§ **Set task**: Where a line holds the word "sont", copy that line.

--- BEGIN Material provided ---

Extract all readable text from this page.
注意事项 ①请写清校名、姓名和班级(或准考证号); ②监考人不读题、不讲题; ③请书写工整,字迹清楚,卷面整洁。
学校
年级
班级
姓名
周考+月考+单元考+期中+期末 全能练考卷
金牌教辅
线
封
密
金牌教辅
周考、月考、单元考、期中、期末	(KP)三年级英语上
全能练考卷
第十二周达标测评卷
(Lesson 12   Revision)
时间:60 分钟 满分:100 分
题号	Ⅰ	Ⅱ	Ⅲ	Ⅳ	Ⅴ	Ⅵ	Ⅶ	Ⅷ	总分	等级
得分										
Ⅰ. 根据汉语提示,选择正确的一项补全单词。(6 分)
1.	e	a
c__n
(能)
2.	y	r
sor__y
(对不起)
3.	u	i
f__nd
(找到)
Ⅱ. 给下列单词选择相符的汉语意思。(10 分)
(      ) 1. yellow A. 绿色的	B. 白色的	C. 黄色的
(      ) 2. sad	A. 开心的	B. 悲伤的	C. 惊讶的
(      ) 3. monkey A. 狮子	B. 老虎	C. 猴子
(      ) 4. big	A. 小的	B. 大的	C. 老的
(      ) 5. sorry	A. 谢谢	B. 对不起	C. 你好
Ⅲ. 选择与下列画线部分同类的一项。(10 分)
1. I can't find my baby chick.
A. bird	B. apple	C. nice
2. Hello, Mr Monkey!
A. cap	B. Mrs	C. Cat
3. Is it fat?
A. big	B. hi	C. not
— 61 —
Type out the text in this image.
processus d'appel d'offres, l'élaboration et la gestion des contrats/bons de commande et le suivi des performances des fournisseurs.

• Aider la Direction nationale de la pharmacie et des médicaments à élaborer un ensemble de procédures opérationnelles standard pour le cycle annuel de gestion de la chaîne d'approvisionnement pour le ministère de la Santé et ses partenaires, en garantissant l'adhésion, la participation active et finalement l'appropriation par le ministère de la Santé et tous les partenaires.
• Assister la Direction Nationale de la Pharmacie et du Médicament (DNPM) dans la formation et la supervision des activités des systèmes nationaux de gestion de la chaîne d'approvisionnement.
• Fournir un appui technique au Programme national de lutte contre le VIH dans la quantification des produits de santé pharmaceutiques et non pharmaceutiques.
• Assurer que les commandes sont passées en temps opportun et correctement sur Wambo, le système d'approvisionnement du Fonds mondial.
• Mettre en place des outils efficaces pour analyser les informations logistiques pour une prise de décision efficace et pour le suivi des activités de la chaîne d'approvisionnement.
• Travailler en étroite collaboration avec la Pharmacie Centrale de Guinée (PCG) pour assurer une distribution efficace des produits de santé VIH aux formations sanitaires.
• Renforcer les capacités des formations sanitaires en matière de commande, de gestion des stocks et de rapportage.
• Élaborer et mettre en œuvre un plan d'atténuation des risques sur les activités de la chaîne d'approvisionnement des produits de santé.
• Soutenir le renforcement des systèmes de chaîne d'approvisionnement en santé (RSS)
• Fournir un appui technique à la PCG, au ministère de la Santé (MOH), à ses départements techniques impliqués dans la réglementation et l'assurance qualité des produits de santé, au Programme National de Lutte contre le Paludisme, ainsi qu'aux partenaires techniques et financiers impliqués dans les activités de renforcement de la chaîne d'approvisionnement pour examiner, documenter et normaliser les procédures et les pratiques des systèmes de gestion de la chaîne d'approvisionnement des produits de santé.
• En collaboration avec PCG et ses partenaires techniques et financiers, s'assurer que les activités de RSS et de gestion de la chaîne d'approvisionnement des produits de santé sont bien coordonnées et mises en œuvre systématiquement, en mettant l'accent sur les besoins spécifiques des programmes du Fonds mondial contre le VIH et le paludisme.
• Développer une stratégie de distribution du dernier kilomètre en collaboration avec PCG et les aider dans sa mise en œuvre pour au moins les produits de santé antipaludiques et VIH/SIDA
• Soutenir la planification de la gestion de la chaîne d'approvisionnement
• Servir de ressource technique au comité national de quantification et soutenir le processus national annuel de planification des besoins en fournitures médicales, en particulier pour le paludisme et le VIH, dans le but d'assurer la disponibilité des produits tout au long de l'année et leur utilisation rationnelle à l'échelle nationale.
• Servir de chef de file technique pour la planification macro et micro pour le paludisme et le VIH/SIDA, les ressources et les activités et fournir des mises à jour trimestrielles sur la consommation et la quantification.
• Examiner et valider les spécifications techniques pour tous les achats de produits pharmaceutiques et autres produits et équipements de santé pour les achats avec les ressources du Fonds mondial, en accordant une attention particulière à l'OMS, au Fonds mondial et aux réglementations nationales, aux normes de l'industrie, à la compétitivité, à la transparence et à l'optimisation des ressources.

--- END Material provided ---

§ **Solution**:
• Assurer que les commandes sont passées en temps opportun et correctement sur Wambo, le système d'approvisionnement du Fonds mondial.
• En collaboration avec PCG et ses partenaires techniques et financiers, s'assurer que les activités de RSS et de gestion de la chaîne d'approvisionnement des produits de santé sont bien coordonnées et mises en œuvre systématiquement, en mettant l'accent sur les besoins spécifiques des programmes du Fonds mondial contre le VIH et le paludisme.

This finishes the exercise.